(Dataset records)
......
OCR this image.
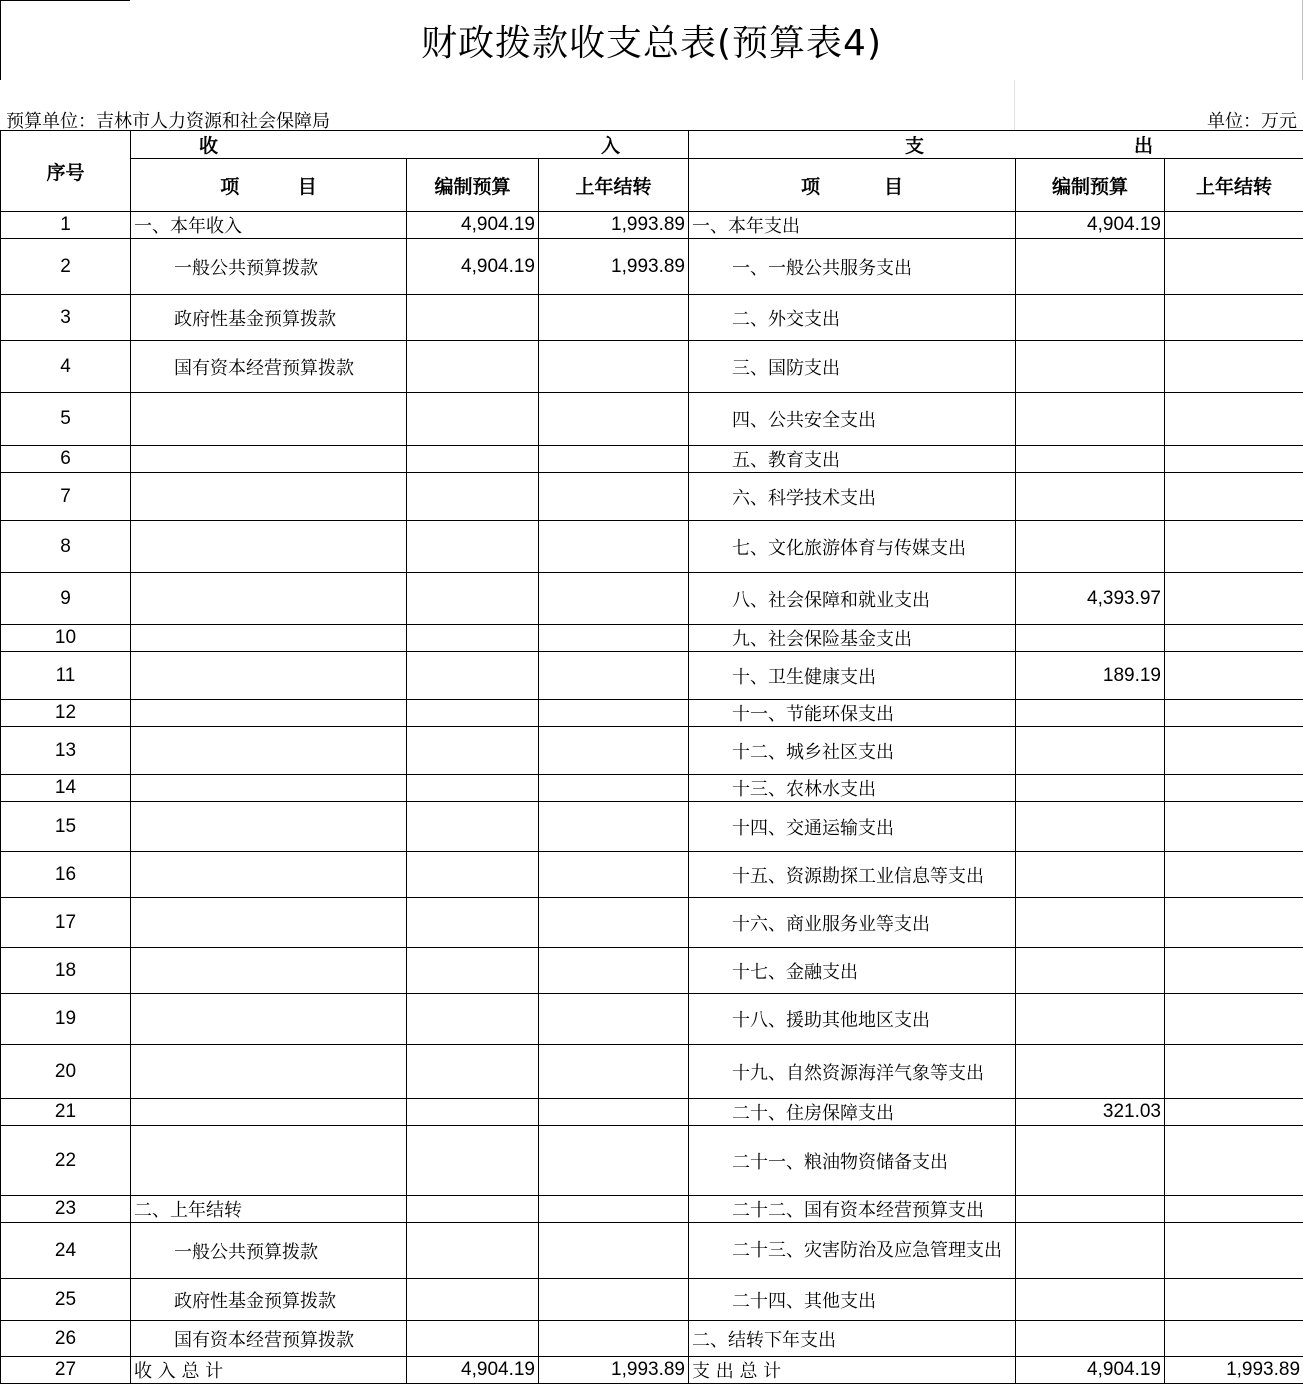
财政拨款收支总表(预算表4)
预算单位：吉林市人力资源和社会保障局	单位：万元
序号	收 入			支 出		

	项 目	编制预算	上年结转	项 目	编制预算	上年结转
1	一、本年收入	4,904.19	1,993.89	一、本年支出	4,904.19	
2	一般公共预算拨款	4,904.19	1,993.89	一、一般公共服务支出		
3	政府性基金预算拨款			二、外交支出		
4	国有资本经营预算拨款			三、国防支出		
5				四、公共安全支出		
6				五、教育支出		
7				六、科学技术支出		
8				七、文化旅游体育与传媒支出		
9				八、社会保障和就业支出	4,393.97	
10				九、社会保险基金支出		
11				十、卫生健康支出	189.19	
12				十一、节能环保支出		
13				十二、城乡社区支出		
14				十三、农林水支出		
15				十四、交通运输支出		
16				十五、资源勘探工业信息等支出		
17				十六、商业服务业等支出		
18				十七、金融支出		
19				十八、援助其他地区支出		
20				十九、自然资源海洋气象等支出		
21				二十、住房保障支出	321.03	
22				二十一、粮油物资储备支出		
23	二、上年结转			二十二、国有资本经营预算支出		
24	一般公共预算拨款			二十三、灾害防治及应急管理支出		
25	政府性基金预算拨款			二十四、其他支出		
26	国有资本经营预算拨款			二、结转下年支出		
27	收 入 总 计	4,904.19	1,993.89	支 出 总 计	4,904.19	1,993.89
......
** GOAL **
Set every line down exactly as written, leaving each picture out.

** SOLUTION **
OCR this image.
财政拨款收支总表(预算表4)
预算单位：吉林市人力资源和社会保障局	单位：万元
序号	收 入			支 出		

	项 目	编制预算	上年结转	项 目	编制预算	上年结转
1	一、本年收入	4,904.19	1,993.89	一、本年支出	4,904.19	
2	一般公共预算拨款	4,904.19	1,993.89	一、一般公共服务支出		
3	政府性基金预算拨款			二、外交支出		
4	国有资本经营预算拨款			三、国防支出		
5				四、公共安全支出		
6				五、教育支出		
7				六、科学技术支出		
8				七、文化旅游体育与传媒支出		
9				八、社会保障和就业支出	4,393.97	
10				九、社会保险基金支出		
11				十、卫生健康支出	189.19	
12				十一、节能环保支出		
13				十二、城乡社区支出		
14				十三、农林水支出		
15				十四、交通运输支出		
16				十五、资源勘探工业信息等支出		
17				十六、商业服务业等支出		
18				十七、金融支出		
19				十八、援助其他地区支出		
20				十九、自然资源海洋气象等支出		
21				二十、住房保障支出	321.03	
22				二十一、粮油物资储备支出		
23	二、上年结转			二十二、国有资本经营预算支出		
24	一般公共预算拨款			二十三、灾害防治及应急管理支出		
25	政府性基金预算拨款			二十四、其他支出		
26	国有资本经营预算拨款			二、结转下年支出		
27	收 入 总 计	4,904.19	1,993.89	支 出 总 计	4,904.19	1,993.89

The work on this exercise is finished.